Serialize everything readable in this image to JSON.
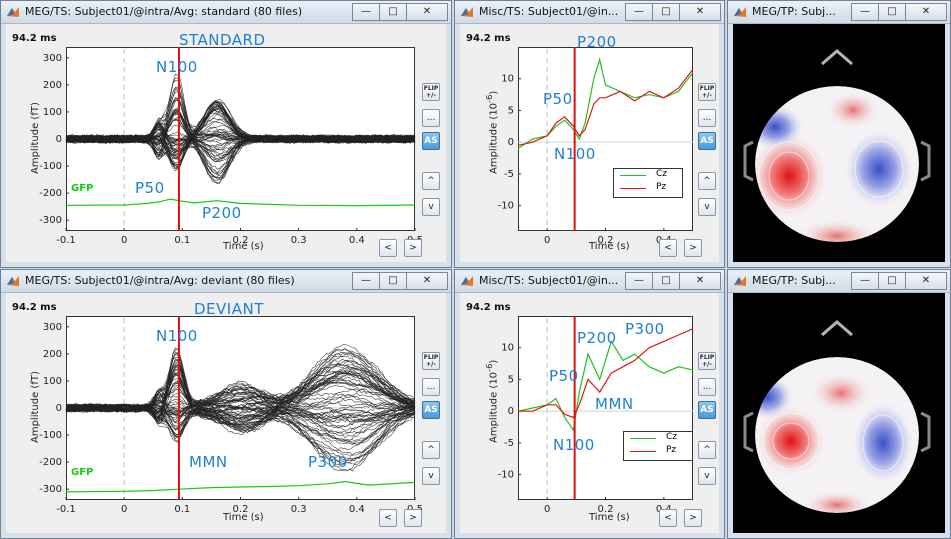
{
  "colors": {
    "accent": "#1e7fd6",
    "gfp": "#12cc12",
    "cz": "#22c022",
    "pz": "#e01818",
    "cursor": "#e01010"
  },
  "common": {
    "time_display": "94.2 ms",
    "xlabel": "Time (s)",
    "amp_ft_label": "Amplitude (fT)",
    "amp_misc_label": "Amplitude (10",
    "amp_misc_exp": "-6",
    "amp_misc_close": ")",
    "flip_label": "FLIP +/-",
    "more_label": "...",
    "as_label": "AS",
    "up_label": "^",
    "down_label": "v",
    "prev_label": "<",
    "next_label": ">",
    "min_label": "—",
    "max_label": "□",
    "close_label": "✕"
  },
  "windows": {
    "meg_std": {
      "title": "MEG/TS: Subject01/@intra/Avg: standard (80 files)",
      "condition": "STANDARD",
      "gfp_label": "GFP",
      "annotations": {
        "n100": "N100",
        "p50": "P50",
        "p200": "P200"
      }
    },
    "misc_std": {
      "title": "Misc/TS: Subject01/@in...",
      "annotations": {
        "p200": "P200",
        "p50": "P50",
        "n100": "N100"
      },
      "legend": [
        "Cz",
        "Pz"
      ]
    },
    "topo_std": {
      "title": "MEG/TP: Subj..."
    },
    "meg_dev": {
      "title": "MEG/TS: Subject01/@intra/Avg: deviant (80 files)",
      "condition": "DEVIANT",
      "gfp_label": "GFP",
      "annotations": {
        "n100": "N100",
        "mmn": "MMN",
        "p300": "P300"
      }
    },
    "misc_dev": {
      "title": "Misc/TS: Subject01/@in...",
      "annotations": {
        "p200": "P200",
        "p300": "P300",
        "p50": "P50",
        "mmn": "MMN",
        "n100": "N100"
      },
      "legend": [
        "Cz",
        "Pz"
      ]
    },
    "topo_dev": {
      "title": "MEG/TP: Subj..."
    }
  },
  "chart_data": [
    {
      "type": "line",
      "title": "STANDARD",
      "xlabel": "Time (s)",
      "ylabel": "Amplitude (fT)",
      "xlim": [
        -0.1,
        0.5
      ],
      "ylim": [
        -340,
        340
      ],
      "xticks": [
        "-0.1",
        "0",
        "0.1",
        "0.2",
        "0.3",
        "0.4",
        "0.5"
      ],
      "yticks": [
        "300",
        "200",
        "100",
        "0",
        "-100",
        "-200",
        "-300"
      ],
      "cursor_x": 0.0942,
      "series": [
        {
          "name": "GFP",
          "x": [
            -0.1,
            0,
            0.04,
            0.06,
            0.08,
            0.094,
            0.12,
            0.16,
            0.2,
            0.3,
            0.4,
            0.5
          ],
          "y": [
            -245,
            -244,
            -238,
            -232,
            -222,
            -228,
            -236,
            -228,
            -238,
            -245,
            -246,
            -244
          ]
        }
      ]
    },
    {
      "type": "line",
      "xlabel": "Time (s)",
      "ylabel": "Amplitude (10^-6)",
      "xlim": [
        -0.1,
        0.5
      ],
      "ylim": [
        -14,
        15
      ],
      "xticks": [
        "0",
        "0.2",
        "0.4"
      ],
      "yticks": [
        "10",
        "5",
        "0",
        "-5",
        "-10"
      ],
      "cursor_x": 0.0942,
      "series": [
        {
          "name": "Cz",
          "x": [
            -0.1,
            -0.05,
            0,
            0.03,
            0.06,
            0.09,
            0.11,
            0.13,
            0.16,
            0.18,
            0.2,
            0.25,
            0.3,
            0.35,
            0.4,
            0.45,
            0.5
          ],
          "y": [
            -1,
            0.5,
            1,
            2.5,
            3.5,
            2,
            0.5,
            3,
            10,
            13,
            9,
            8,
            7,
            7.5,
            7,
            8,
            11
          ]
        },
        {
          "name": "Pz",
          "x": [
            -0.1,
            -0.05,
            0,
            0.03,
            0.06,
            0.09,
            0.11,
            0.13,
            0.16,
            0.18,
            0.2,
            0.25,
            0.3,
            0.35,
            0.4,
            0.45,
            0.5
          ],
          "y": [
            -0.5,
            0,
            1,
            3,
            4,
            2.5,
            1,
            2,
            6,
            7,
            7,
            8,
            6.5,
            8,
            7,
            8.5,
            11.5
          ]
        }
      ]
    },
    {
      "type": "line",
      "title": "DEVIANT",
      "xlabel": "Time (s)",
      "ylabel": "Amplitude (fT)",
      "xlim": [
        -0.1,
        0.5
      ],
      "ylim": [
        -340,
        340
      ],
      "xticks": [
        "-0.1",
        "0",
        "0.1",
        "0.2",
        "0.3",
        "0.4",
        "0.5"
      ],
      "yticks": [
        "300",
        "200",
        "100",
        "0",
        "-100",
        "-200",
        "-300"
      ],
      "cursor_x": 0.0942,
      "series": [
        {
          "name": "GFP",
          "x": [
            -0.1,
            0,
            0.05,
            0.094,
            0.15,
            0.2,
            0.25,
            0.3,
            0.35,
            0.38,
            0.42,
            0.5
          ],
          "y": [
            -310,
            -308,
            -305,
            -300,
            -294,
            -292,
            -290,
            -287,
            -280,
            -272,
            -285,
            -275
          ]
        }
      ]
    },
    {
      "type": "line",
      "xlabel": "Time (s)",
      "ylabel": "Amplitude (10^-6)",
      "xlim": [
        -0.1,
        0.5
      ],
      "ylim": [
        -14,
        15
      ],
      "xticks": [
        "0",
        "0.2",
        "0.4"
      ],
      "yticks": [
        "10",
        "5",
        "0",
        "-5",
        "-10"
      ],
      "cursor_x": 0.0942,
      "series": [
        {
          "name": "Cz",
          "x": [
            -0.1,
            -0.05,
            0,
            0.03,
            0.06,
            0.09,
            0.11,
            0.14,
            0.18,
            0.22,
            0.26,
            0.3,
            0.35,
            0.4,
            0.45,
            0.5
          ],
          "y": [
            0,
            0.5,
            1,
            2,
            -1,
            -3,
            3,
            9,
            5,
            11,
            8,
            9,
            7,
            6,
            7,
            6.5
          ]
        },
        {
          "name": "Pz",
          "x": [
            -0.1,
            -0.05,
            0,
            0.03,
            0.06,
            0.09,
            0.11,
            0.14,
            0.18,
            0.22,
            0.26,
            0.3,
            0.35,
            0.4,
            0.45,
            0.5
          ],
          "y": [
            0,
            0,
            1,
            1,
            -0.5,
            -1,
            1,
            5,
            3,
            6,
            7,
            8,
            10,
            11,
            12,
            13
          ]
        }
      ]
    }
  ]
}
○ ○ ○ ○
EXERCISE | Quote every line word for word and keep the images out of the copy.

EXERCISE ANSWER |
Serialize everything readable in this image to JSON.
{
  "colors": {
    "accent": "#1e7fd6",
    "gfp": "#12cc12",
    "cz": "#22c022",
    "pz": "#e01818",
    "cursor": "#e01010"
  },
  "common": {
    "time_display": "94.2 ms",
    "xlabel": "Time (s)",
    "amp_ft_label": "Amplitude (fT)",
    "amp_misc_label": "Amplitude (10",
    "amp_misc_exp": "-6",
    "amp_misc_close": ")",
    "flip_label": "FLIP +/-",
    "more_label": "...",
    "as_label": "AS",
    "up_label": "^",
    "down_label": "v",
    "prev_label": "<",
    "next_label": ">",
    "min_label": "—",
    "max_label": "□",
    "close_label": "✕"
  },
  "windows": {
    "meg_std": {
      "title": "MEG/TS: Subject01/@intra/Avg: standard (80 files)",
      "condition": "STANDARD",
      "gfp_label": "GFP",
      "annotations": {
        "n100": "N100",
        "p50": "P50",
        "p200": "P200"
      }
    },
    "misc_std": {
      "title": "Misc/TS: Subject01/@in...",
      "annotations": {
        "p200": "P200",
        "p50": "P50",
        "n100": "N100"
      },
      "legend": [
        "Cz",
        "Pz"
      ]
    },
    "topo_std": {
      "title": "MEG/TP: Subj..."
    },
    "meg_dev": {
      "title": "MEG/TS: Subject01/@intra/Avg: deviant (80 files)",
      "condition": "DEVIANT",
      "gfp_label": "GFP",
      "annotations": {
        "n100": "N100",
        "mmn": "MMN",
        "p300": "P300"
      }
    },
    "misc_dev": {
      "title": "Misc/TS: Subject01/@in...",
      "annotations": {
        "p200": "P200",
        "p300": "P300",
        "p50": "P50",
        "mmn": "MMN",
        "n100": "N100"
      },
      "legend": [
        "Cz",
        "Pz"
      ]
    },
    "topo_dev": {
      "title": "MEG/TP: Subj..."
    }
  },
  "chart_data": [
    {
      "type": "line",
      "title": "STANDARD",
      "xlabel": "Time (s)",
      "ylabel": "Amplitude (fT)",
      "xlim": [
        -0.1,
        0.5
      ],
      "ylim": [
        -340,
        340
      ],
      "xticks": [
        "-0.1",
        "0",
        "0.1",
        "0.2",
        "0.3",
        "0.4",
        "0.5"
      ],
      "yticks": [
        "300",
        "200",
        "100",
        "0",
        "-100",
        "-200",
        "-300"
      ],
      "cursor_x": 0.0942,
      "series": [
        {
          "name": "GFP",
          "x": [
            -0.1,
            0,
            0.04,
            0.06,
            0.08,
            0.094,
            0.12,
            0.16,
            0.2,
            0.3,
            0.4,
            0.5
          ],
          "y": [
            -245,
            -244,
            -238,
            -232,
            -222,
            -228,
            -236,
            -228,
            -238,
            -245,
            -246,
            -244
          ]
        }
      ]
    },
    {
      "type": "line",
      "xlabel": "Time (s)",
      "ylabel": "Amplitude (10^-6)",
      "xlim": [
        -0.1,
        0.5
      ],
      "ylim": [
        -14,
        15
      ],
      "xticks": [
        "0",
        "0.2",
        "0.4"
      ],
      "yticks": [
        "10",
        "5",
        "0",
        "-5",
        "-10"
      ],
      "cursor_x": 0.0942,
      "series": [
        {
          "name": "Cz",
          "x": [
            -0.1,
            -0.05,
            0,
            0.03,
            0.06,
            0.09,
            0.11,
            0.13,
            0.16,
            0.18,
            0.2,
            0.25,
            0.3,
            0.35,
            0.4,
            0.45,
            0.5
          ],
          "y": [
            -1,
            0.5,
            1,
            2.5,
            3.5,
            2,
            0.5,
            3,
            10,
            13,
            9,
            8,
            7,
            7.5,
            7,
            8,
            11
          ]
        },
        {
          "name": "Pz",
          "x": [
            -0.1,
            -0.05,
            0,
            0.03,
            0.06,
            0.09,
            0.11,
            0.13,
            0.16,
            0.18,
            0.2,
            0.25,
            0.3,
            0.35,
            0.4,
            0.45,
            0.5
          ],
          "y": [
            -0.5,
            0,
            1,
            3,
            4,
            2.5,
            1,
            2,
            6,
            7,
            7,
            8,
            6.5,
            8,
            7,
            8.5,
            11.5
          ]
        }
      ]
    },
    {
      "type": "line",
      "title": "DEVIANT",
      "xlabel": "Time (s)",
      "ylabel": "Amplitude (fT)",
      "xlim": [
        -0.1,
        0.5
      ],
      "ylim": [
        -340,
        340
      ],
      "xticks": [
        "-0.1",
        "0",
        "0.1",
        "0.2",
        "0.3",
        "0.4",
        "0.5"
      ],
      "yticks": [
        "300",
        "200",
        "100",
        "0",
        "-100",
        "-200",
        "-300"
      ],
      "cursor_x": 0.0942,
      "series": [
        {
          "name": "GFP",
          "x": [
            -0.1,
            0,
            0.05,
            0.094,
            0.15,
            0.2,
            0.25,
            0.3,
            0.35,
            0.38,
            0.42,
            0.5
          ],
          "y": [
            -310,
            -308,
            -305,
            -300,
            -294,
            -292,
            -290,
            -287,
            -280,
            -272,
            -285,
            -275
          ]
        }
      ]
    },
    {
      "type": "line",
      "xlabel": "Time (s)",
      "ylabel": "Amplitude (10^-6)",
      "xlim": [
        -0.1,
        0.5
      ],
      "ylim": [
        -14,
        15
      ],
      "xticks": [
        "0",
        "0.2",
        "0.4"
      ],
      "yticks": [
        "10",
        "5",
        "0",
        "-5",
        "-10"
      ],
      "cursor_x": 0.0942,
      "series": [
        {
          "name": "Cz",
          "x": [
            -0.1,
            -0.05,
            0,
            0.03,
            0.06,
            0.09,
            0.11,
            0.14,
            0.18,
            0.22,
            0.26,
            0.3,
            0.35,
            0.4,
            0.45,
            0.5
          ],
          "y": [
            0,
            0.5,
            1,
            2,
            -1,
            -3,
            3,
            9,
            5,
            11,
            8,
            9,
            7,
            6,
            7,
            6.5
          ]
        },
        {
          "name": "Pz",
          "x": [
            -0.1,
            -0.05,
            0,
            0.03,
            0.06,
            0.09,
            0.11,
            0.14,
            0.18,
            0.22,
            0.26,
            0.3,
            0.35,
            0.4,
            0.45,
            0.5
          ],
          "y": [
            0,
            0,
            1,
            1,
            -0.5,
            -1,
            1,
            5,
            3,
            6,
            7,
            8,
            10,
            11,
            12,
            13
          ]
        }
      ]
    }
  ]
}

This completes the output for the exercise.